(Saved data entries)

_____

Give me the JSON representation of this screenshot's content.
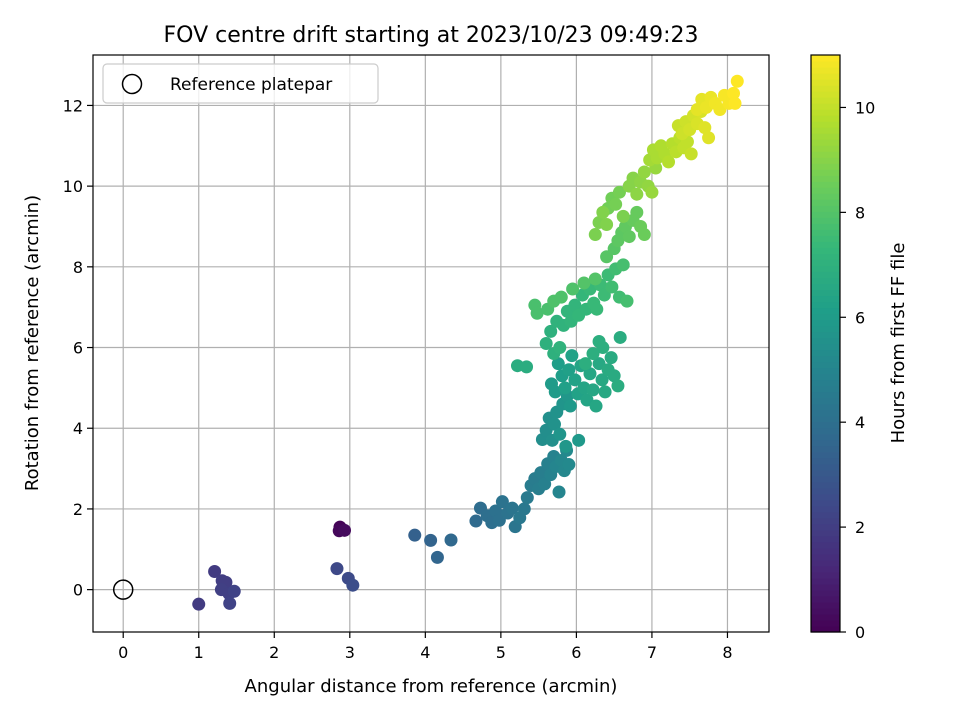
{
  "chart_data": {
    "type": "scatter",
    "title": "FOV centre drift starting at 2023/10/23 09:49:23",
    "xlabel": "Angular distance from reference (arcmin)",
    "ylabel": "Rotation from reference (arcmin)",
    "xlim": [
      -0.4,
      8.55
    ],
    "ylim": [
      -1.05,
      13.25
    ],
    "xticks": [
      0,
      1,
      2,
      3,
      4,
      5,
      6,
      7,
      8
    ],
    "yticks": [
      0,
      2,
      4,
      6,
      8,
      10,
      12
    ],
    "grid": true,
    "legend": {
      "location": "upper-left",
      "entries": [
        {
          "label": "Reference platepar",
          "marker": "open-circle"
        }
      ]
    },
    "reference_point": {
      "x": 0,
      "y": 0
    },
    "colorbar": {
      "label": "Hours from first FF file",
      "colormap": "viridis",
      "range": [
        0,
        11
      ],
      "ticks": [
        0,
        2,
        4,
        6,
        8,
        10
      ]
    },
    "series": [
      {
        "color_by": "hours",
        "points": [
          {
            "x": 2.87,
            "y": 1.55,
            "c": 0.1
          },
          {
            "x": 2.86,
            "y": 1.46,
            "c": 0.2
          },
          {
            "x": 2.93,
            "y": 1.47,
            "c": 0.3
          },
          {
            "x": 1.0,
            "y": -0.36,
            "c": 1.9
          },
          {
            "x": 1.21,
            "y": 0.45,
            "c": 1.9
          },
          {
            "x": 1.31,
            "y": 0.22,
            "c": 2.0
          },
          {
            "x": 1.36,
            "y": 0.18,
            "c": 2.0
          },
          {
            "x": 1.3,
            "y": 0.0,
            "c": 2.1
          },
          {
            "x": 1.4,
            "y": -0.1,
            "c": 2.1
          },
          {
            "x": 1.41,
            "y": -0.34,
            "c": 2.2
          },
          {
            "x": 1.47,
            "y": -0.04,
            "c": 2.2
          },
          {
            "x": 2.83,
            "y": 0.52,
            "c": 2.4
          },
          {
            "x": 2.98,
            "y": 0.28,
            "c": 2.5
          },
          {
            "x": 3.04,
            "y": 0.11,
            "c": 2.6
          },
          {
            "x": 3.86,
            "y": 1.35,
            "c": 3.4
          },
          {
            "x": 4.07,
            "y": 1.22,
            "c": 3.5
          },
          {
            "x": 4.16,
            "y": 0.8,
            "c": 3.6
          },
          {
            "x": 4.34,
            "y": 1.23,
            "c": 3.7
          },
          {
            "x": 4.67,
            "y": 1.7,
            "c": 3.8
          },
          {
            "x": 4.73,
            "y": 2.02,
            "c": 3.9
          },
          {
            "x": 4.82,
            "y": 1.83,
            "c": 4.0
          },
          {
            "x": 4.88,
            "y": 1.66,
            "c": 4.0
          },
          {
            "x": 4.93,
            "y": 1.95,
            "c": 4.1
          },
          {
            "x": 4.98,
            "y": 1.72,
            "c": 4.1
          },
          {
            "x": 5.02,
            "y": 2.18,
            "c": 4.2
          },
          {
            "x": 5.09,
            "y": 1.9,
            "c": 4.2
          },
          {
            "x": 5.15,
            "y": 2.02,
            "c": 4.3
          },
          {
            "x": 5.19,
            "y": 1.56,
            "c": 4.3
          },
          {
            "x": 5.25,
            "y": 1.78,
            "c": 4.4
          },
          {
            "x": 5.31,
            "y": 2.0,
            "c": 4.4
          },
          {
            "x": 5.35,
            "y": 2.28,
            "c": 4.5
          },
          {
            "x": 5.4,
            "y": 2.58,
            "c": 4.6
          },
          {
            "x": 5.45,
            "y": 2.75,
            "c": 4.6
          },
          {
            "x": 5.5,
            "y": 2.5,
            "c": 4.7
          },
          {
            "x": 5.53,
            "y": 2.9,
            "c": 4.7
          },
          {
            "x": 5.58,
            "y": 2.62,
            "c": 4.8
          },
          {
            "x": 5.62,
            "y": 3.12,
            "c": 4.8
          },
          {
            "x": 5.66,
            "y": 2.85,
            "c": 4.9
          },
          {
            "x": 5.7,
            "y": 3.3,
            "c": 4.9
          },
          {
            "x": 5.73,
            "y": 3.05,
            "c": 5.0
          },
          {
            "x": 5.77,
            "y": 2.42,
            "c": 5.0
          },
          {
            "x": 5.8,
            "y": 3.2,
            "c": 5.1
          },
          {
            "x": 5.84,
            "y": 2.95,
            "c": 5.1
          },
          {
            "x": 5.87,
            "y": 3.45,
            "c": 5.2
          },
          {
            "x": 5.9,
            "y": 3.1,
            "c": 5.2
          },
          {
            "x": 5.55,
            "y": 3.72,
            "c": 5.4
          },
          {
            "x": 5.6,
            "y": 3.95,
            "c": 5.4
          },
          {
            "x": 5.64,
            "y": 4.25,
            "c": 5.5
          },
          {
            "x": 5.68,
            "y": 3.7,
            "c": 5.5
          },
          {
            "x": 5.71,
            "y": 4.1,
            "c": 5.6
          },
          {
            "x": 5.74,
            "y": 4.4,
            "c": 5.6
          },
          {
            "x": 5.78,
            "y": 3.85,
            "c": 5.7
          },
          {
            "x": 5.82,
            "y": 4.6,
            "c": 5.7
          },
          {
            "x": 5.86,
            "y": 3.55,
            "c": 5.8
          },
          {
            "x": 5.88,
            "y": 4.8,
            "c": 5.8
          },
          {
            "x": 5.92,
            "y": 4.55,
            "c": 5.9
          },
          {
            "x": 6.03,
            "y": 3.7,
            "c": 5.9
          },
          {
            "x": 5.67,
            "y": 5.1,
            "c": 6.0
          },
          {
            "x": 5.72,
            "y": 4.9,
            "c": 6.0
          },
          {
            "x": 5.76,
            "y": 5.6,
            "c": 6.1
          },
          {
            "x": 5.81,
            "y": 5.3,
            "c": 6.1
          },
          {
            "x": 5.85,
            "y": 5.0,
            "c": 6.2
          },
          {
            "x": 5.9,
            "y": 5.45,
            "c": 6.2
          },
          {
            "x": 5.94,
            "y": 5.8,
            "c": 6.3
          },
          {
            "x": 5.98,
            "y": 5.2,
            "c": 6.3
          },
          {
            "x": 6.02,
            "y": 4.85,
            "c": 6.3
          },
          {
            "x": 6.06,
            "y": 5.55,
            "c": 6.4
          },
          {
            "x": 6.1,
            "y": 5.0,
            "c": 6.4
          },
          {
            "x": 6.14,
            "y": 4.7,
            "c": 6.4
          },
          {
            "x": 6.18,
            "y": 5.35,
            "c": 6.5
          },
          {
            "x": 6.22,
            "y": 4.95,
            "c": 6.5
          },
          {
            "x": 6.26,
            "y": 4.55,
            "c": 6.5
          },
          {
            "x": 6.3,
            "y": 5.6,
            "c": 6.6
          },
          {
            "x": 6.34,
            "y": 5.2,
            "c": 6.6
          },
          {
            "x": 6.38,
            "y": 4.9,
            "c": 6.6
          },
          {
            "x": 6.42,
            "y": 5.45,
            "c": 6.7
          },
          {
            "x": 6.46,
            "y": 5.75,
            "c": 6.7
          },
          {
            "x": 6.5,
            "y": 5.3,
            "c": 6.7
          },
          {
            "x": 6.55,
            "y": 5.05,
            "c": 6.8
          },
          {
            "x": 6.58,
            "y": 6.25,
            "c": 6.8
          },
          {
            "x": 6.3,
            "y": 6.15,
            "c": 6.9
          },
          {
            "x": 6.35,
            "y": 6.0,
            "c": 6.9
          },
          {
            "x": 6.22,
            "y": 5.85,
            "c": 6.9
          },
          {
            "x": 6.12,
            "y": 5.6,
            "c": 6.9
          },
          {
            "x": 5.22,
            "y": 5.55,
            "c": 6.8
          },
          {
            "x": 5.34,
            "y": 5.52,
            "c": 6.8
          },
          {
            "x": 5.6,
            "y": 6.1,
            "c": 7.0
          },
          {
            "x": 5.66,
            "y": 6.4,
            "c": 7.0
          },
          {
            "x": 5.7,
            "y": 5.85,
            "c": 7.0
          },
          {
            "x": 5.74,
            "y": 6.65,
            "c": 7.1
          },
          {
            "x": 5.78,
            "y": 6.0,
            "c": 7.1
          },
          {
            "x": 5.83,
            "y": 6.55,
            "c": 7.1
          },
          {
            "x": 5.88,
            "y": 6.9,
            "c": 7.2
          },
          {
            "x": 5.93,
            "y": 6.65,
            "c": 7.2
          },
          {
            "x": 5.98,
            "y": 7.05,
            "c": 7.2
          },
          {
            "x": 6.03,
            "y": 6.8,
            "c": 7.3
          },
          {
            "x": 6.08,
            "y": 7.3,
            "c": 7.3
          },
          {
            "x": 6.13,
            "y": 6.95,
            "c": 7.3
          },
          {
            "x": 6.18,
            "y": 7.45,
            "c": 7.4
          },
          {
            "x": 6.23,
            "y": 7.1,
            "c": 7.4
          },
          {
            "x": 6.27,
            "y": 6.95,
            "c": 7.4
          },
          {
            "x": 6.32,
            "y": 7.55,
            "c": 7.5
          },
          {
            "x": 6.37,
            "y": 7.3,
            "c": 7.5
          },
          {
            "x": 6.42,
            "y": 7.8,
            "c": 7.5
          },
          {
            "x": 6.47,
            "y": 7.5,
            "c": 7.6
          },
          {
            "x": 6.52,
            "y": 7.95,
            "c": 7.6
          },
          {
            "x": 6.57,
            "y": 7.25,
            "c": 7.6
          },
          {
            "x": 6.62,
            "y": 8.05,
            "c": 7.7
          },
          {
            "x": 6.67,
            "y": 7.15,
            "c": 7.7
          },
          {
            "x": 5.45,
            "y": 7.05,
            "c": 7.8
          },
          {
            "x": 5.48,
            "y": 6.85,
            "c": 7.8
          },
          {
            "x": 5.62,
            "y": 6.95,
            "c": 7.8
          },
          {
            "x": 5.7,
            "y": 7.15,
            "c": 7.9
          },
          {
            "x": 5.8,
            "y": 7.25,
            "c": 7.9
          },
          {
            "x": 5.95,
            "y": 7.45,
            "c": 7.9
          },
          {
            "x": 6.1,
            "y": 7.6,
            "c": 8.0
          },
          {
            "x": 6.25,
            "y": 7.7,
            "c": 8.0
          },
          {
            "x": 6.4,
            "y": 8.25,
            "c": 8.1
          },
          {
            "x": 6.5,
            "y": 8.45,
            "c": 8.1
          },
          {
            "x": 6.55,
            "y": 8.65,
            "c": 8.2
          },
          {
            "x": 6.6,
            "y": 8.85,
            "c": 8.2
          },
          {
            "x": 6.65,
            "y": 9.0,
            "c": 8.3
          },
          {
            "x": 6.7,
            "y": 8.75,
            "c": 8.3
          },
          {
            "x": 6.75,
            "y": 9.15,
            "c": 8.4
          },
          {
            "x": 6.8,
            "y": 9.35,
            "c": 8.4
          },
          {
            "x": 6.85,
            "y": 9.0,
            "c": 8.5
          },
          {
            "x": 6.9,
            "y": 8.8,
            "c": 8.5
          },
          {
            "x": 6.42,
            "y": 9.45,
            "c": 8.6
          },
          {
            "x": 6.47,
            "y": 9.7,
            "c": 8.6
          },
          {
            "x": 6.52,
            "y": 9.55,
            "c": 8.7
          },
          {
            "x": 6.57,
            "y": 9.85,
            "c": 8.7
          },
          {
            "x": 6.62,
            "y": 9.25,
            "c": 8.8
          },
          {
            "x": 6.3,
            "y": 9.1,
            "c": 8.8
          },
          {
            "x": 6.25,
            "y": 8.8,
            "c": 8.8
          },
          {
            "x": 6.35,
            "y": 9.35,
            "c": 8.9
          },
          {
            "x": 6.4,
            "y": 9.05,
            "c": 8.9
          },
          {
            "x": 6.7,
            "y": 10.0,
            "c": 9.0
          },
          {
            "x": 6.75,
            "y": 10.2,
            "c": 9.0
          },
          {
            "x": 6.8,
            "y": 9.8,
            "c": 9.1
          },
          {
            "x": 6.85,
            "y": 10.1,
            "c": 9.1
          },
          {
            "x": 6.9,
            "y": 10.35,
            "c": 9.2
          },
          {
            "x": 6.95,
            "y": 10.0,
            "c": 9.2
          },
          {
            "x": 7.0,
            "y": 9.85,
            "c": 9.3
          },
          {
            "x": 7.05,
            "y": 10.45,
            "c": 9.3
          },
          {
            "x": 6.97,
            "y": 10.65,
            "c": 9.5
          },
          {
            "x": 7.02,
            "y": 10.9,
            "c": 9.6
          },
          {
            "x": 7.07,
            "y": 10.7,
            "c": 9.6
          },
          {
            "x": 7.12,
            "y": 11.0,
            "c": 9.7
          },
          {
            "x": 7.17,
            "y": 10.8,
            "c": 9.7
          },
          {
            "x": 7.22,
            "y": 10.6,
            "c": 9.8
          },
          {
            "x": 7.27,
            "y": 11.05,
            "c": 9.8
          },
          {
            "x": 7.32,
            "y": 10.85,
            "c": 9.9
          },
          {
            "x": 7.37,
            "y": 11.2,
            "c": 9.9
          },
          {
            "x": 7.42,
            "y": 10.95,
            "c": 10.0
          },
          {
            "x": 7.47,
            "y": 11.1,
            "c": 10.0
          },
          {
            "x": 7.52,
            "y": 10.8,
            "c": 10.1
          },
          {
            "x": 7.35,
            "y": 11.5,
            "c": 10.1
          },
          {
            "x": 7.4,
            "y": 11.3,
            "c": 10.2
          },
          {
            "x": 7.45,
            "y": 11.6,
            "c": 10.2
          },
          {
            "x": 7.5,
            "y": 11.4,
            "c": 10.3
          },
          {
            "x": 7.55,
            "y": 11.75,
            "c": 10.3
          },
          {
            "x": 7.6,
            "y": 11.55,
            "c": 10.4
          },
          {
            "x": 7.65,
            "y": 11.85,
            "c": 10.4
          },
          {
            "x": 7.7,
            "y": 11.45,
            "c": 10.5
          },
          {
            "x": 7.75,
            "y": 11.2,
            "c": 10.5
          },
          {
            "x": 7.6,
            "y": 11.9,
            "c": 10.6
          },
          {
            "x": 7.66,
            "y": 12.15,
            "c": 10.6
          },
          {
            "x": 7.72,
            "y": 11.95,
            "c": 10.7
          },
          {
            "x": 7.78,
            "y": 12.2,
            "c": 10.7
          },
          {
            "x": 7.84,
            "y": 12.05,
            "c": 10.8
          },
          {
            "x": 7.9,
            "y": 11.9,
            "c": 10.8
          },
          {
            "x": 7.96,
            "y": 12.25,
            "c": 10.9
          },
          {
            "x": 8.02,
            "y": 12.05,
            "c": 10.9
          },
          {
            "x": 8.08,
            "y": 12.3,
            "c": 11.0
          },
          {
            "x": 8.13,
            "y": 12.6,
            "c": 11.0
          },
          {
            "x": 8.1,
            "y": 12.05,
            "c": 11.0
          }
        ]
      }
    ]
  }
}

_____

To be done.
Show every line from the listing above in which the string "arcmin" appears.

In response.
    "xlabel": "Angular distance from reference (arcmin)",
    "ylabel": "Rotation from reference (arcmin)",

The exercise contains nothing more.